Provided records:
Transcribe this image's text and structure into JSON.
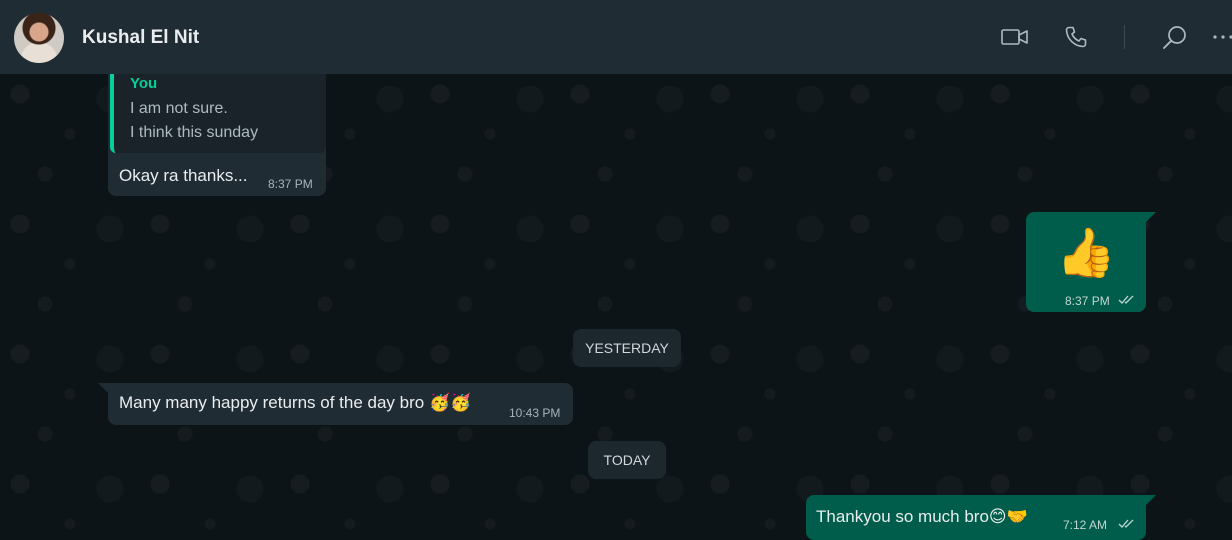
{
  "header": {
    "contact_name": "Kushal El Nit",
    "icons": [
      "video-call-icon",
      "voice-call-icon",
      "search-icon",
      "menu-icon"
    ]
  },
  "messages": [
    {
      "direction": "incoming",
      "quoted_author": "You",
      "quoted_lines": [
        "I am not sure.",
        "I think this sunday"
      ],
      "text": "Okay ra thanks...",
      "time": "8:37 PM"
    },
    {
      "direction": "outgoing",
      "text": "👍",
      "time": "8:37 PM",
      "status": "read"
    },
    {
      "direction": "incoming",
      "text": "Many many happy returns of the day bro 🥳🥳",
      "time": "10:43 PM"
    },
    {
      "direction": "outgoing",
      "text": "Thankyou so much bro😊🤝",
      "time": "7:12 AM",
      "status": "read"
    }
  ],
  "day_separators": [
    "YESTERDAY",
    "TODAY"
  ],
  "colors": {
    "header": "#202c33",
    "incoming_bubble": "#202c33",
    "outgoing_bubble": "#005c4b",
    "quote_accent": "#06cf9c",
    "background": "#0b141a"
  }
}
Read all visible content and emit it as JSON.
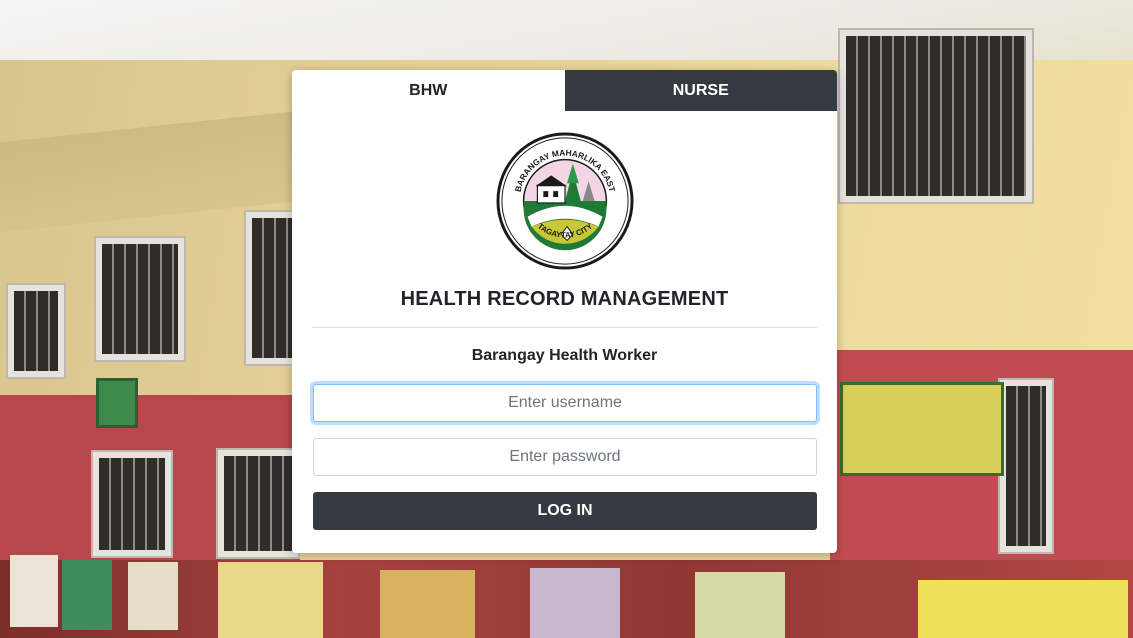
{
  "tabs": [
    {
      "label": "BHW",
      "active": true
    },
    {
      "label": "NURSE",
      "active": false
    }
  ],
  "logo": {
    "top_text": "BARANGAY MAHARLIKA EAST",
    "bottom_text": "TAGAYTAY CITY"
  },
  "title": "HEALTH RECORD MANAGEMENT",
  "subtitle": "Barangay Health Worker",
  "form": {
    "username_placeholder": "Enter username",
    "username_value": "",
    "password_placeholder": "Enter password",
    "password_value": "",
    "submit_label": "LOG IN"
  },
  "colors": {
    "dark": "#343a40",
    "focus_border": "#80bdff",
    "text": "#212529"
  }
}
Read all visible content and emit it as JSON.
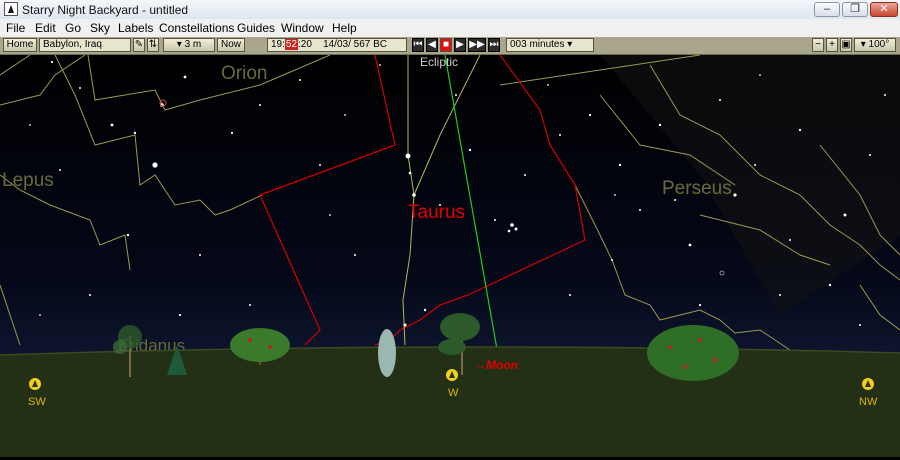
{
  "window": {
    "title": "Starry Night Backyard - untitled"
  },
  "menu": [
    "File",
    "Edit",
    "Go",
    "Sky",
    "Labels",
    "Constellations",
    "Guides",
    "Window",
    "Help"
  ],
  "toolbar": {
    "home_label": "Home",
    "location": "Babylon, Iraq",
    "elevation": "▾ 3 m",
    "now_label": "Now",
    "time_hour": "19:",
    "time_min": "52",
    "time_sec": ":20",
    "date": "14/03/  567 BC",
    "step": "003 minutes ▾",
    "fov": "▾ 100°"
  },
  "sky": {
    "constellation_labels": {
      "orion": "Orion",
      "lepus": "Lepus",
      "taurus": "Taurus",
      "perseus": "Perseus",
      "eridanus": "Eridanus"
    },
    "ecliptic_label": "Ecliptic",
    "moon_label": "→Moon",
    "compass": {
      "sw": "SW",
      "w": "W",
      "nw": "NW"
    }
  },
  "colors": {
    "taurus": "#e00000",
    "constellation_line": "#b8b45a",
    "ecliptic": "#22cc22",
    "horizon": "#243016"
  }
}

The task: From the material above, copy everything exactly but the pictures.

Output for this task:
Transcribe this image's text and structure into JSON.
{
  "header": {
    "contact_name": "Kushal El Nit",
    "icons": [
      "video-call-icon",
      "voice-call-icon",
      "search-icon",
      "menu-icon"
    ]
  },
  "messages": [
    {
      "direction": "incoming",
      "quoted_author": "You",
      "quoted_lines": [
        "I am not sure.",
        "I think this sunday"
      ],
      "text": "Okay ra thanks...",
      "time": "8:37 PM"
    },
    {
      "direction": "outgoing",
      "text": "👍",
      "time": "8:37 PM",
      "status": "read"
    },
    {
      "direction": "incoming",
      "text": "Many many happy returns of the day bro 🥳🥳",
      "time": "10:43 PM"
    },
    {
      "direction": "outgoing",
      "text": "Thankyou so much bro😊🤝",
      "time": "7:12 AM",
      "status": "read"
    }
  ],
  "day_separators": [
    "YESTERDAY",
    "TODAY"
  ],
  "colors": {
    "header": "#202c33",
    "incoming_bubble": "#202c33",
    "outgoing_bubble": "#005c4b",
    "quote_accent": "#06cf9c",
    "background": "#0b141a"
  }
}
Read all visible content and emit it as JSON.
{
  "tabs": [
    {
      "label": "BHW",
      "active": true
    },
    {
      "label": "NURSE",
      "active": false
    }
  ],
  "logo": {
    "top_text": "BARANGAY MAHARLIKA EAST",
    "bottom_text": "TAGAYTAY CITY"
  },
  "title": "HEALTH RECORD MANAGEMENT",
  "subtitle": "Barangay Health Worker",
  "form": {
    "username_placeholder": "Enter username",
    "username_value": "",
    "password_placeholder": "Enter password",
    "password_value": "",
    "submit_label": "LOG IN"
  },
  "colors": {
    "dark": "#343a40",
    "focus_border": "#80bdff",
    "text": "#212529"
  }
}
Read all visible content and emit it as JSON.
{
  "window": {
    "title": "Starry Night Backyard - untitled"
  },
  "menu": [
    "File",
    "Edit",
    "Go",
    "Sky",
    "Labels",
    "Constellations",
    "Guides",
    "Window",
    "Help"
  ],
  "toolbar": {
    "home_label": "Home",
    "location": "Babylon, Iraq",
    "elevation": "▾ 3 m",
    "now_label": "Now",
    "time_hour": "19:",
    "time_min": "52",
    "time_sec": ":20",
    "date": "14/03/  567 BC",
    "step": "003 minutes ▾",
    "fov": "▾ 100°"
  },
  "sky": {
    "constellation_labels": {
      "orion": "Orion",
      "lepus": "Lepus",
      "taurus": "Taurus",
      "perseus": "Perseus",
      "eridanus": "Eridanus"
    },
    "ecliptic_label": "Ecliptic",
    "moon_label": "→Moon",
    "compass": {
      "sw": "SW",
      "w": "W",
      "nw": "NW"
    }
  },
  "colors": {
    "taurus": "#e00000",
    "constellation_line": "#b8b45a",
    "ecliptic": "#22cc22",
    "horizon": "#243016"
  }
}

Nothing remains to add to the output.